SHORT PROBLEM
Count the lines in the data that contain the string "bounding", with case treated as significant. Reply with the number alone.

(Spatial annotation entries)
------------------------

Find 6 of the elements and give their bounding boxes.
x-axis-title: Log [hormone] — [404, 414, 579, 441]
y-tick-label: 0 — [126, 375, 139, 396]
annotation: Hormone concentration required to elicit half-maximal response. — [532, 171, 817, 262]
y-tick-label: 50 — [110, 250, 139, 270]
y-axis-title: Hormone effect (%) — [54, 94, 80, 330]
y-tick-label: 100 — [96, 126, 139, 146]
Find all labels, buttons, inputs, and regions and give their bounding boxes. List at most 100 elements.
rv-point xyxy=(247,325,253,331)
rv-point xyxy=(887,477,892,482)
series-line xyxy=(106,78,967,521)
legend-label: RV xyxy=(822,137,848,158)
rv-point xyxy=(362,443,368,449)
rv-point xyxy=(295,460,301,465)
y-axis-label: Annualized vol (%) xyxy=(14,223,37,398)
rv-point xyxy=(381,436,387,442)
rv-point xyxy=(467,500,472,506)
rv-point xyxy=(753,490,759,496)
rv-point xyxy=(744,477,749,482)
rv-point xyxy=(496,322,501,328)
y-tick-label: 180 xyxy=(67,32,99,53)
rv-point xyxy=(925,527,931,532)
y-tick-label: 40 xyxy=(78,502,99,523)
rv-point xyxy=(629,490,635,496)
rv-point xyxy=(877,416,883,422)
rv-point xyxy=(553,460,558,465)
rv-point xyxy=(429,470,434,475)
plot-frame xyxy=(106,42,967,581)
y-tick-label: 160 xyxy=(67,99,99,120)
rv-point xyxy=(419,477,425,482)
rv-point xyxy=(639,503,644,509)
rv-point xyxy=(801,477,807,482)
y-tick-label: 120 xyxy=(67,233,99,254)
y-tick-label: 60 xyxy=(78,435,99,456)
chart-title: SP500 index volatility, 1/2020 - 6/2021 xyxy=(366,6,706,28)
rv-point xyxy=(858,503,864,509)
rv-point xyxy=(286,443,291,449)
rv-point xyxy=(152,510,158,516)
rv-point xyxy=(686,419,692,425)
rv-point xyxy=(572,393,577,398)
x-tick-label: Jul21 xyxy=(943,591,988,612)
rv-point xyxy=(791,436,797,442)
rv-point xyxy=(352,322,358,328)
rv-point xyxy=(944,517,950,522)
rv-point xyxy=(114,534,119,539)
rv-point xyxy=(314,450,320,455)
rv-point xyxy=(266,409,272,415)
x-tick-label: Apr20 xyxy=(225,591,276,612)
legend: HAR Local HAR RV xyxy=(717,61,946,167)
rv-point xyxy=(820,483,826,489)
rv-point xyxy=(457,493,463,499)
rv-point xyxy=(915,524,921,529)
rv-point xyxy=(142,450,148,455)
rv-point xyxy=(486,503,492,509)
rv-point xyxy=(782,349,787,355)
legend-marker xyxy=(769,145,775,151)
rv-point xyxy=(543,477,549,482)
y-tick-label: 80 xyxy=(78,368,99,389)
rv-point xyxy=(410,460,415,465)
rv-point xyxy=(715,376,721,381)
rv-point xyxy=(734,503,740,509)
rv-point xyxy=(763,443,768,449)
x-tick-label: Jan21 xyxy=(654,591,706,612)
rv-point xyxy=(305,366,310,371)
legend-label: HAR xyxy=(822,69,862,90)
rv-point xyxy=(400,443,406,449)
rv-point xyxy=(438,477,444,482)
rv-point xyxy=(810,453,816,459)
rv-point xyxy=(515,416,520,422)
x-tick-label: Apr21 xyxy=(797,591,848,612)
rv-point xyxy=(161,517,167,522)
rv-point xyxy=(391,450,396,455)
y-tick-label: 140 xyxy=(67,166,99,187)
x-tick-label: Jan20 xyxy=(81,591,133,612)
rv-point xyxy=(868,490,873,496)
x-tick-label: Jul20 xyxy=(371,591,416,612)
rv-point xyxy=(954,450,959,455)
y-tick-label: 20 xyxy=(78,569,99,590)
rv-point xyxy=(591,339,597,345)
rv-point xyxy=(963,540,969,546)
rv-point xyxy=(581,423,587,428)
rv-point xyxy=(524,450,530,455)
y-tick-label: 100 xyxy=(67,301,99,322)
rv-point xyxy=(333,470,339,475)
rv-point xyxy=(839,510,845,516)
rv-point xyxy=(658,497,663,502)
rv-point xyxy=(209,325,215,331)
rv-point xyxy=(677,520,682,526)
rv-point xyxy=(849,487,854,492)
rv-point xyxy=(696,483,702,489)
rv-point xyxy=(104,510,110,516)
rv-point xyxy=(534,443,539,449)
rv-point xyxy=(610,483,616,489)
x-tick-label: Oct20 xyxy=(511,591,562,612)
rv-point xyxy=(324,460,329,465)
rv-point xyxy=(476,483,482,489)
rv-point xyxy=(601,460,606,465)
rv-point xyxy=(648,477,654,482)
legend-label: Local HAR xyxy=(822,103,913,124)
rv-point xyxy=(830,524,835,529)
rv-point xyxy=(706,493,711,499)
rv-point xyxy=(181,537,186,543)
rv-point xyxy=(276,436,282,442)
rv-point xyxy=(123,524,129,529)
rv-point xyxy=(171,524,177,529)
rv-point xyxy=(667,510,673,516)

------------------------

WRITTEN SOLUTION
2